WHAT IS REQUIRED: Type out the data exactly as given. Skip any image.

WORKING DATA:
= = = = =

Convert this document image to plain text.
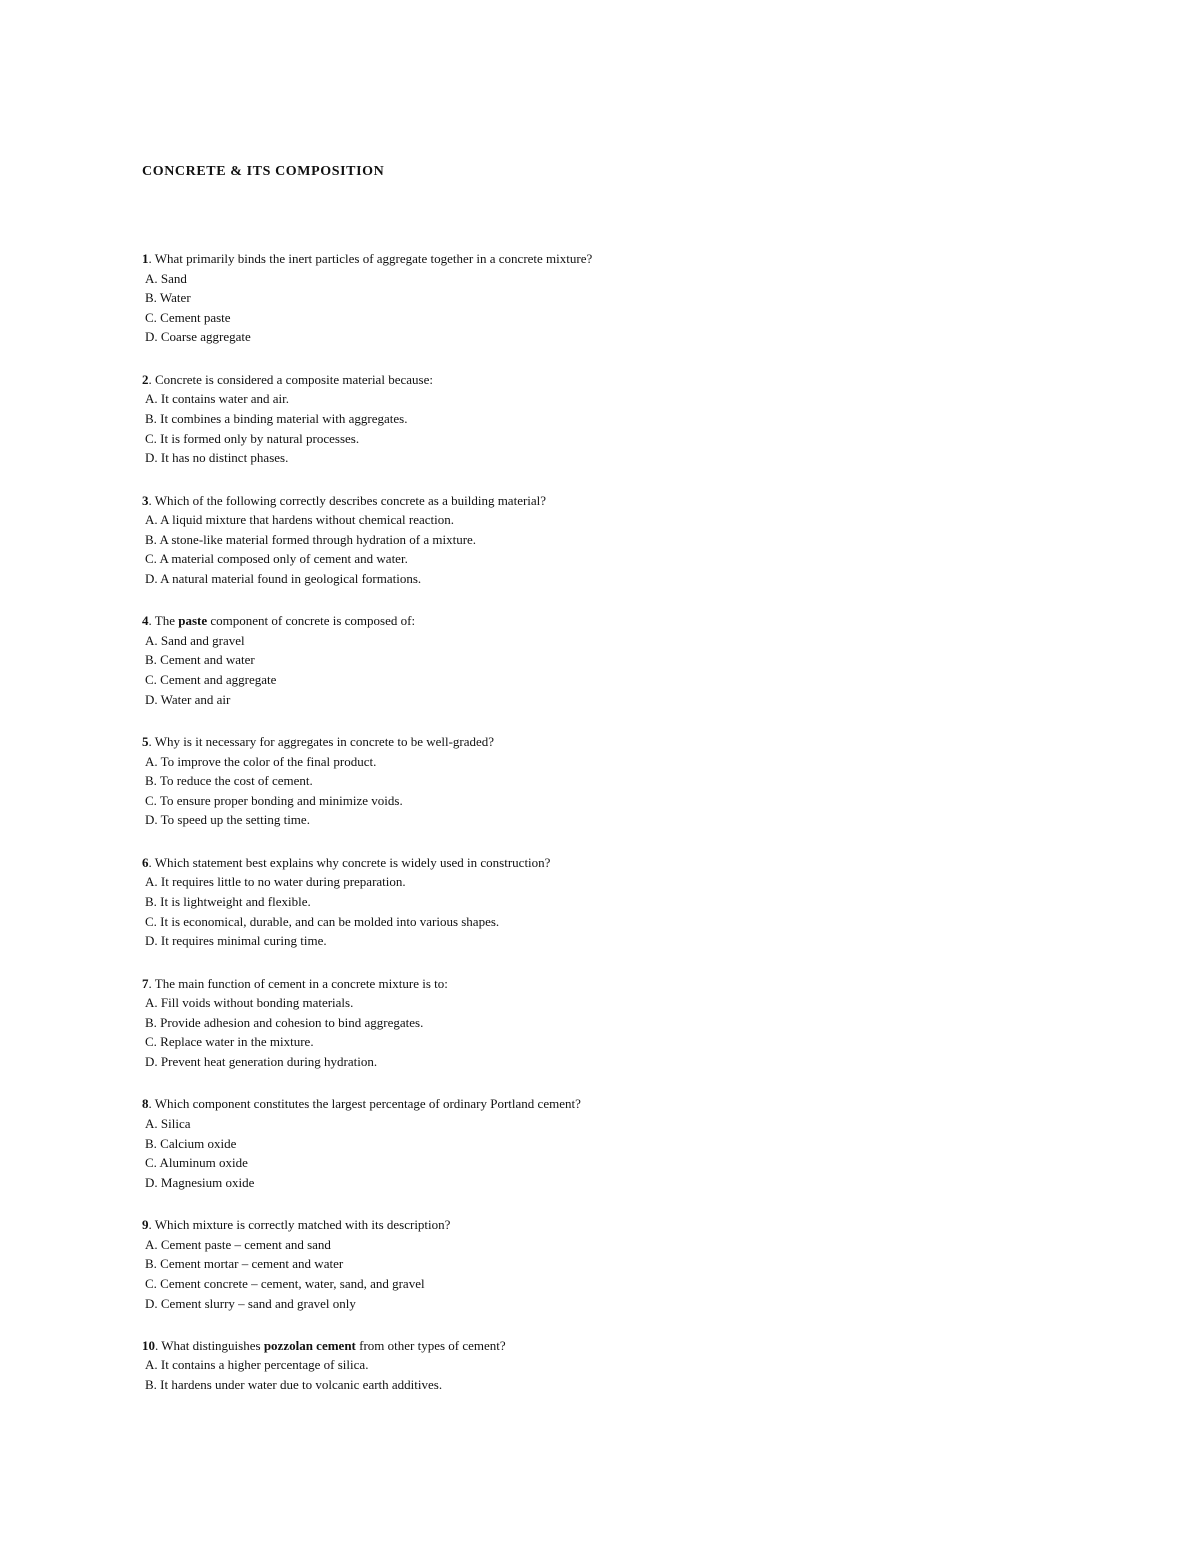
CONCRETE & ITS COMPOSITION
1. What primarily binds the inert particles of aggregate together in a concrete mixture?
A. Sand
B. Water
C. Cement paste
D. Coarse aggregate
2. Concrete is considered a composite material because:
A. It contains water and air.
B. It combines a binding material with aggregates.
C. It is formed only by natural processes.
D. It has no distinct phases.
3. Which of the following correctly describes concrete as a building material?
A. A liquid mixture that hardens without chemical reaction.
B. A stone-like material formed through hydration of a mixture.
C. A material composed only of cement and water.
D. A natural material found in geological formations.
4. The paste component of concrete is composed of:
A. Sand and gravel
B. Cement and water
C. Cement and aggregate
D. Water and air
5. Why is it necessary for aggregates in concrete to be well-graded?
A. To improve the color of the final product.
B. To reduce the cost of cement.
C. To ensure proper bonding and minimize voids.
D. To speed up the setting time.
6. Which statement best explains why concrete is widely used in construction?
A. It requires little to no water during preparation.
B. It is lightweight and flexible.
C. It is economical, durable, and can be molded into various shapes.
D. It requires minimal curing time.
7. The main function of cement in a concrete mixture is to:
A. Fill voids without bonding materials.
B. Provide adhesion and cohesion to bind aggregates.
C. Replace water in the mixture.
D. Prevent heat generation during hydration.
8. Which component constitutes the largest percentage of ordinary Portland cement?
A. Silica
B. Calcium oxide
C. Aluminum oxide
D. Magnesium oxide
9. Which mixture is correctly matched with its description?
A. Cement paste – cement and sand
B. Cement mortar – cement and water
C. Cement concrete – cement, water, sand, and gravel
D. Cement slurry – sand and gravel only
10. What distinguishes pozzolan cement from other types of cement?
A. It contains a higher percentage of silica.
B. It hardens under water due to volcanic earth additives.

= = = = =

FULL SOLUTION:
Convert this document image to plain text.
CONCRETE & ITS COMPOSITION
1. What primarily binds the inert particles of aggregate together in a concrete mixture?
A. Sand
B. Water
C. Cement paste
D. Coarse aggregate
2. Concrete is considered a composite material because:
A. It contains water and air.
B. It combines a binding material with aggregates.
C. It is formed only by natural processes.
D. It has no distinct phases.
3. Which of the following correctly describes concrete as a building material?
A. A liquid mixture that hardens without chemical reaction.
B. A stone-like material formed through hydration of a mixture.
C. A material composed only of cement and water.
D. A natural material found in geological formations.
4. The paste component of concrete is composed of:
A. Sand and gravel
B. Cement and water
C. Cement and aggregate
D. Water and air
5. Why is it necessary for aggregates in concrete to be well-graded?
A. To improve the color of the final product.
B. To reduce the cost of cement.
C. To ensure proper bonding and minimize voids.
D. To speed up the setting time.
6. Which statement best explains why concrete is widely used in construction?
A. It requires little to no water during preparation.
B. It is lightweight and flexible.
C. It is economical, durable, and can be molded into various shapes.
D. It requires minimal curing time.
7. The main function of cement in a concrete mixture is to:
A. Fill voids without bonding materials.
B. Provide adhesion and cohesion to bind aggregates.
C. Replace water in the mixture.
D. Prevent heat generation during hydration.
8. Which component constitutes the largest percentage of ordinary Portland cement?
A. Silica
B. Calcium oxide
C. Aluminum oxide
D. Magnesium oxide
9. Which mixture is correctly matched with its description?
A. Cement paste – cement and sand
B. Cement mortar – cement and water
C. Cement concrete – cement, water, sand, and gravel
D. Cement slurry – sand and gravel only
10. What distinguishes pozzolan cement from other types of cement?
A. It contains a higher percentage of silica.
B. It hardens under water due to volcanic earth additives.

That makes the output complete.